Brief = Output all entries verbatim. Skip pictures.

Task inputs =
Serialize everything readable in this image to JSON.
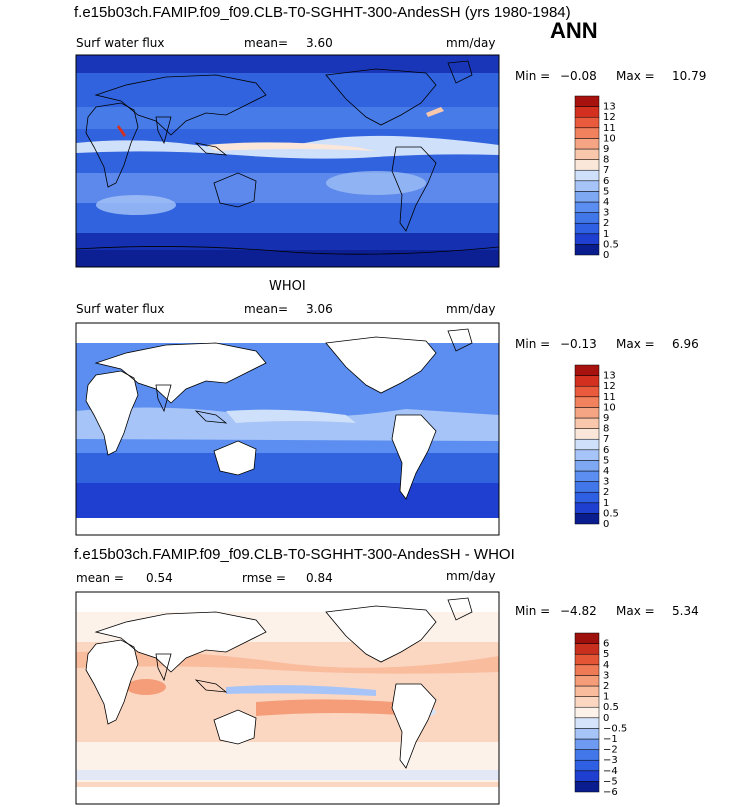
{
  "main_title": "f.e15b03ch.FAMIP.f09_f09.CLB-T0-SGHHT-300-AndesSH (yrs 1980-1984)",
  "season": "ANN",
  "panels": [
    {
      "variable": "Surf water flux",
      "stat1_label": "mean=",
      "stat1_value": "3.60",
      "stat2_label": "",
      "stat2_value": "",
      "units": "mm/day",
      "min_label": "Min =",
      "min_value": "−0.08",
      "max_label": "Max =",
      "max_value": "10.79",
      "colorbar_levels": [
        "0",
        "0.5",
        "1",
        "2",
        "3",
        "4",
        "5",
        "6",
        "7",
        "8",
        "9",
        "10",
        "11",
        "12",
        "13"
      ],
      "colorbar_colors": [
        "#0a1d8f",
        "#1f3fd0",
        "#2f5fe3",
        "#4277ea",
        "#5b8ef0",
        "#7fa8f3",
        "#a6c4f7",
        "#cfe0fb",
        "#fbe7d9",
        "#f9c7ac",
        "#f6a584",
        "#f2815e",
        "#ea5a3c",
        "#d43020",
        "#a8120e"
      ],
      "land_masked": false
    },
    {
      "subtitle": "WHOI",
      "variable": "Surf water flux",
      "stat1_label": "mean=",
      "stat1_value": "3.06",
      "stat2_label": "",
      "stat2_value": "",
      "units": "mm/day",
      "min_label": "Min =",
      "min_value": "−0.13",
      "max_label": "Max =",
      "max_value": "6.96",
      "colorbar_levels": [
        "0",
        "0.5",
        "1",
        "2",
        "3",
        "4",
        "5",
        "6",
        "7",
        "8",
        "9",
        "10",
        "11",
        "12",
        "13"
      ],
      "colorbar_colors": [
        "#0a1d8f",
        "#1f3fd0",
        "#2f5fe3",
        "#4277ea",
        "#5b8ef0",
        "#7fa8f3",
        "#a6c4f7",
        "#cfe0fb",
        "#fbe7d9",
        "#f9c7ac",
        "#f6a584",
        "#f2815e",
        "#ea5a3c",
        "#d43020",
        "#a8120e"
      ],
      "land_masked": true
    },
    {
      "subtitle": "f.e15b03ch.FAMIP.f09_f09.CLB-T0-SGHHT-300-AndesSH - WHOI",
      "variable": "",
      "stat1_label": "mean =",
      "stat1_value": "0.54",
      "stat2_label": "rmse =",
      "stat2_value": "0.84",
      "units": "mm/day",
      "min_label": "Min =",
      "min_value": "−4.82",
      "max_label": "Max =",
      "max_value": "5.34",
      "colorbar_levels": [
        "−6",
        "−5",
        "−4",
        "−3",
        "−2",
        "−1",
        "−0.5",
        "0",
        "0.5",
        "1",
        "2",
        "3",
        "4",
        "5",
        "6"
      ],
      "colorbar_colors": [
        "#0a1d8f",
        "#1f3fd0",
        "#2f5fe3",
        "#4277ea",
        "#6f9af1",
        "#a6c4f7",
        "#d6e4fb",
        "#fdf2ea",
        "#fbd7c2",
        "#f9bc9d",
        "#f59d79",
        "#ef7b56",
        "#e45536",
        "#c92f1e",
        "#9e100c"
      ],
      "land_masked": true
    }
  ]
}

Output below =
Serialize everything readable in this image to JSON.
{
  "main_title": "f.e15b03ch.FAMIP.f09_f09.CLB-T0-SGHHT-300-AndesSH (yrs 1980-1984)",
  "season": "ANN",
  "panels": [
    {
      "variable": "Surf water flux",
      "stat1_label": "mean=",
      "stat1_value": "3.60",
      "stat2_label": "",
      "stat2_value": "",
      "units": "mm/day",
      "min_label": "Min =",
      "min_value": "−0.08",
      "max_label": "Max =",
      "max_value": "10.79",
      "colorbar_levels": [
        "0",
        "0.5",
        "1",
        "2",
        "3",
        "4",
        "5",
        "6",
        "7",
        "8",
        "9",
        "10",
        "11",
        "12",
        "13"
      ],
      "colorbar_colors": [
        "#0a1d8f",
        "#1f3fd0",
        "#2f5fe3",
        "#4277ea",
        "#5b8ef0",
        "#7fa8f3",
        "#a6c4f7",
        "#cfe0fb",
        "#fbe7d9",
        "#f9c7ac",
        "#f6a584",
        "#f2815e",
        "#ea5a3c",
        "#d43020",
        "#a8120e"
      ],
      "land_masked": false
    },
    {
      "subtitle": "WHOI",
      "variable": "Surf water flux",
      "stat1_label": "mean=",
      "stat1_value": "3.06",
      "stat2_label": "",
      "stat2_value": "",
      "units": "mm/day",
      "min_label": "Min =",
      "min_value": "−0.13",
      "max_label": "Max =",
      "max_value": "6.96",
      "colorbar_levels": [
        "0",
        "0.5",
        "1",
        "2",
        "3",
        "4",
        "5",
        "6",
        "7",
        "8",
        "9",
        "10",
        "11",
        "12",
        "13"
      ],
      "colorbar_colors": [
        "#0a1d8f",
        "#1f3fd0",
        "#2f5fe3",
        "#4277ea",
        "#5b8ef0",
        "#7fa8f3",
        "#a6c4f7",
        "#cfe0fb",
        "#fbe7d9",
        "#f9c7ac",
        "#f6a584",
        "#f2815e",
        "#ea5a3c",
        "#d43020",
        "#a8120e"
      ],
      "land_masked": true
    },
    {
      "subtitle": "f.e15b03ch.FAMIP.f09_f09.CLB-T0-SGHHT-300-AndesSH - WHOI",
      "variable": "",
      "stat1_label": "mean =",
      "stat1_value": "0.54",
      "stat2_label": "rmse =",
      "stat2_value": "0.84",
      "units": "mm/day",
      "min_label": "Min =",
      "min_value": "−4.82",
      "max_label": "Max =",
      "max_value": "5.34",
      "colorbar_levels": [
        "−6",
        "−5",
        "−4",
        "−3",
        "−2",
        "−1",
        "−0.5",
        "0",
        "0.5",
        "1",
        "2",
        "3",
        "4",
        "5",
        "6"
      ],
      "colorbar_colors": [
        "#0a1d8f",
        "#1f3fd0",
        "#2f5fe3",
        "#4277ea",
        "#6f9af1",
        "#a6c4f7",
        "#d6e4fb",
        "#fdf2ea",
        "#fbd7c2",
        "#f9bc9d",
        "#f59d79",
        "#ef7b56",
        "#e45536",
        "#c92f1e",
        "#9e100c"
      ],
      "land_masked": true
    }
  ]
}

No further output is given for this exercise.